**Task details**
Please print every record below exactly as it appears.

**The data**
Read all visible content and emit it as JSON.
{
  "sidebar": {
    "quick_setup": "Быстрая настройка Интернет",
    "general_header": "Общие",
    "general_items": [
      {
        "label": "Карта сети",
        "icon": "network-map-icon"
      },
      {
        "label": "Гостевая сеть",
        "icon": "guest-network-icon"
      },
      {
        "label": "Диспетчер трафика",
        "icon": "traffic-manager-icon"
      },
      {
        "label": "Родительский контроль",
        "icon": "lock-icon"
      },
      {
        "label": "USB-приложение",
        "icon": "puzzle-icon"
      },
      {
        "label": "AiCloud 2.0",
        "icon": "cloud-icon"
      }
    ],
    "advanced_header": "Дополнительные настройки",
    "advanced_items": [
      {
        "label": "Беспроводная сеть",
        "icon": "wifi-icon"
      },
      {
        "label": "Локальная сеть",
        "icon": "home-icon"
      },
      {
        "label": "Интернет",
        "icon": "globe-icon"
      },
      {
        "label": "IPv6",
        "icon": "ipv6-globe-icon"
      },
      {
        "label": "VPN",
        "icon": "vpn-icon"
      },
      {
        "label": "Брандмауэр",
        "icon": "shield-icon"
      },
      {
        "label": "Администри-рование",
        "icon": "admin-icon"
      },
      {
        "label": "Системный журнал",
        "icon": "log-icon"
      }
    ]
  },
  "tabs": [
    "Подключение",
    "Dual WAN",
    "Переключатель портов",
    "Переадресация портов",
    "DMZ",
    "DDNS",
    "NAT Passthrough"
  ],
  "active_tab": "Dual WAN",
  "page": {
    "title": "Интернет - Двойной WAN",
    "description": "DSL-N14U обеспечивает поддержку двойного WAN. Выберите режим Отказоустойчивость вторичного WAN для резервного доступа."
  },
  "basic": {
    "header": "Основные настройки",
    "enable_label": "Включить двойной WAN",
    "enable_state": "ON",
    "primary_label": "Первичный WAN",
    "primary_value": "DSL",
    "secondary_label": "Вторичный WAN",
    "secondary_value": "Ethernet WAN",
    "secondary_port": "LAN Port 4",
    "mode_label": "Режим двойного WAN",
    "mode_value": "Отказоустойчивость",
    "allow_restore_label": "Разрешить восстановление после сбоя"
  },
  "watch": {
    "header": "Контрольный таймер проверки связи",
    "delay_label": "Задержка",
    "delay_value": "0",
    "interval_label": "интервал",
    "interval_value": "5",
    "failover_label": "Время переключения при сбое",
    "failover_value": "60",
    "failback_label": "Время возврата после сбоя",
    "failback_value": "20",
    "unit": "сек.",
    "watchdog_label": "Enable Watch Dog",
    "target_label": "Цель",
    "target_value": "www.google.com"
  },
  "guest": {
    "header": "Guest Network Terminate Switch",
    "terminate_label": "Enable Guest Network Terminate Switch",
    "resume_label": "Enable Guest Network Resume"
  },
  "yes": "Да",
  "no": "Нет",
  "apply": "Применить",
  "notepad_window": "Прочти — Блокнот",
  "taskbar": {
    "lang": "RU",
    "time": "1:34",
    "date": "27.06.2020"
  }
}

**Result of this task**
Read all visible content and emit it as JSON.
{
  "sidebar": {
    "quick_setup": "Быстрая настройка Интернет",
    "general_header": "Общие",
    "general_items": [
      {
        "label": "Карта сети",
        "icon": "network-map-icon"
      },
      {
        "label": "Гостевая сеть",
        "icon": "guest-network-icon"
      },
      {
        "label": "Диспетчер трафика",
        "icon": "traffic-manager-icon"
      },
      {
        "label": "Родительский контроль",
        "icon": "lock-icon"
      },
      {
        "label": "USB-приложение",
        "icon": "puzzle-icon"
      },
      {
        "label": "AiCloud 2.0",
        "icon": "cloud-icon"
      }
    ],
    "advanced_header": "Дополнительные настройки",
    "advanced_items": [
      {
        "label": "Беспроводная сеть",
        "icon": "wifi-icon"
      },
      {
        "label": "Локальная сеть",
        "icon": "home-icon"
      },
      {
        "label": "Интернет",
        "icon": "globe-icon"
      },
      {
        "label": "IPv6",
        "icon": "ipv6-globe-icon"
      },
      {
        "label": "VPN",
        "icon": "vpn-icon"
      },
      {
        "label": "Брандмауэр",
        "icon": "shield-icon"
      },
      {
        "label": "Администри-рование",
        "icon": "admin-icon"
      },
      {
        "label": "Системный журнал",
        "icon": "log-icon"
      }
    ]
  },
  "tabs": [
    "Подключение",
    "Dual WAN",
    "Переключатель портов",
    "Переадресация портов",
    "DMZ",
    "DDNS",
    "NAT Passthrough"
  ],
  "active_tab": "Dual WAN",
  "page": {
    "title": "Интернет - Двойной WAN",
    "description": "DSL-N14U обеспечивает поддержку двойного WAN. Выберите режим Отказоустойчивость вторичного WAN для резервного доступа."
  },
  "basic": {
    "header": "Основные настройки",
    "enable_label": "Включить двойной WAN",
    "enable_state": "ON",
    "primary_label": "Первичный WAN",
    "primary_value": "DSL",
    "secondary_label": "Вторичный WAN",
    "secondary_value": "Ethernet WAN",
    "secondary_port": "LAN Port 4",
    "mode_label": "Режим двойного WAN",
    "mode_value": "Отказоустойчивость",
    "allow_restore_label": "Разрешить восстановление после сбоя"
  },
  "watch": {
    "header": "Контрольный таймер проверки связи",
    "delay_label": "Задержка",
    "delay_value": "0",
    "interval_label": "интервал",
    "interval_value": "5",
    "failover_label": "Время переключения при сбое",
    "failover_value": "60",
    "failback_label": "Время возврата после сбоя",
    "failback_value": "20",
    "unit": "сек.",
    "watchdog_label": "Enable Watch Dog",
    "target_label": "Цель",
    "target_value": "www.google.com"
  },
  "guest": {
    "header": "Guest Network Terminate Switch",
    "terminate_label": "Enable Guest Network Terminate Switch",
    "resume_label": "Enable Guest Network Resume"
  },
  "yes": "Да",
  "no": "Нет",
  "apply": "Применить",
  "notepad_window": "Прочти — Блокнот",
  "taskbar": {
    "lang": "RU",
    "time": "1:34",
    "date": "27.06.2020"
  }
}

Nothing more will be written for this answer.